__Work to complete__
Identify the lines in the data below that contain "this" and give only how many there are.

__Exercise inputs__
▬▬▬▬▬▬

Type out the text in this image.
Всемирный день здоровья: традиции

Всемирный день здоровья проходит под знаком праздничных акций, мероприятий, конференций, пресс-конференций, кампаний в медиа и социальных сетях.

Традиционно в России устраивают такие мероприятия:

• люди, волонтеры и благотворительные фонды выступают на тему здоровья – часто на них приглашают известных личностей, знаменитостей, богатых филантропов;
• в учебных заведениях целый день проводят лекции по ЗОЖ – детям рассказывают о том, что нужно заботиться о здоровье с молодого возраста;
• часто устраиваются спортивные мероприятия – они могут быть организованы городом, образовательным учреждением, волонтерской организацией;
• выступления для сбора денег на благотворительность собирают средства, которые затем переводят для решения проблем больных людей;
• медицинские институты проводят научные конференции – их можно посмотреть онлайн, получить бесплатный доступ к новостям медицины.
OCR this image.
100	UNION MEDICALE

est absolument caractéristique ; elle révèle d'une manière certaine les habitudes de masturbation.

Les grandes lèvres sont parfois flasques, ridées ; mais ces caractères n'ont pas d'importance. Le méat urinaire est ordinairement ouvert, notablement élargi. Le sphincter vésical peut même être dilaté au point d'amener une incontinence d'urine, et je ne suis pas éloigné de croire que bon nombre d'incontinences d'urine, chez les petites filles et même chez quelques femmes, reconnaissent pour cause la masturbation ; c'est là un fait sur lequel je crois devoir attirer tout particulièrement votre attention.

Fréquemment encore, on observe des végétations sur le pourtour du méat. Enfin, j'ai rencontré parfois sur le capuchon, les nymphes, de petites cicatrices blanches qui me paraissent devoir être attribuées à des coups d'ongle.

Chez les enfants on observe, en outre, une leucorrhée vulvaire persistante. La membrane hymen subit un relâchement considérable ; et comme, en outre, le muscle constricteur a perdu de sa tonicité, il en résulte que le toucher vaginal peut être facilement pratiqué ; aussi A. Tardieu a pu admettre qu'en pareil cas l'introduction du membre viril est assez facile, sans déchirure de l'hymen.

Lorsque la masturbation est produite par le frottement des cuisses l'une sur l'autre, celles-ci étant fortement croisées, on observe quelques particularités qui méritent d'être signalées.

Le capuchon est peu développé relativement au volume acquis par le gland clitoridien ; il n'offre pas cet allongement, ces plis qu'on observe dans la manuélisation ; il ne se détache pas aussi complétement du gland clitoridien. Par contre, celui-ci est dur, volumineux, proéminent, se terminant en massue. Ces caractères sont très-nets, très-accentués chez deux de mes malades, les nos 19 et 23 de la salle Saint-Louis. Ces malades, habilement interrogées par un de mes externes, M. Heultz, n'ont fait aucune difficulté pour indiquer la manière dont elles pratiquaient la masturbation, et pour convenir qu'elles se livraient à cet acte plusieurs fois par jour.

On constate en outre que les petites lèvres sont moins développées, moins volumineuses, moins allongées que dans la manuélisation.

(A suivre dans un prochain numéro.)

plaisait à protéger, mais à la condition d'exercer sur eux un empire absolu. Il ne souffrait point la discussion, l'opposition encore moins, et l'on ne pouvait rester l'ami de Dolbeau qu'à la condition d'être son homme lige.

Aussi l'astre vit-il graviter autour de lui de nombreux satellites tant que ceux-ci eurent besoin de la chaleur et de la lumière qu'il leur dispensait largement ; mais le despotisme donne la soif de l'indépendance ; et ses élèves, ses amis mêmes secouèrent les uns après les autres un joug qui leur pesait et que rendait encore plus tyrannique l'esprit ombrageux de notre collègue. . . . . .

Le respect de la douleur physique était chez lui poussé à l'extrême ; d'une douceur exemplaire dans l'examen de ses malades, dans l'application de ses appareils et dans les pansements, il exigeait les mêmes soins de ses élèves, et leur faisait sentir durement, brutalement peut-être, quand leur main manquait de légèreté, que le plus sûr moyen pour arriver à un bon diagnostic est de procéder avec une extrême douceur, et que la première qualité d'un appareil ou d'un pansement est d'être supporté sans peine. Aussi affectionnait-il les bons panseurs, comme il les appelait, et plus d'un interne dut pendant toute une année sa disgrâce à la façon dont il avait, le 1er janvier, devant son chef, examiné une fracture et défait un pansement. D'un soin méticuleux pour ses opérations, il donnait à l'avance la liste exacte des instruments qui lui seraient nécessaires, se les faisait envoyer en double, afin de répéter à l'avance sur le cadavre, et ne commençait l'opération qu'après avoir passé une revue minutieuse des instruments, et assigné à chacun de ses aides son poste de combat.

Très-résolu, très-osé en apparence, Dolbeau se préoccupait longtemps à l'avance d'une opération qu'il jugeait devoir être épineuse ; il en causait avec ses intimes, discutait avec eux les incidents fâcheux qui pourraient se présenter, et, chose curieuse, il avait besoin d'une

▬▬▬▬▬▬

__Reply__
2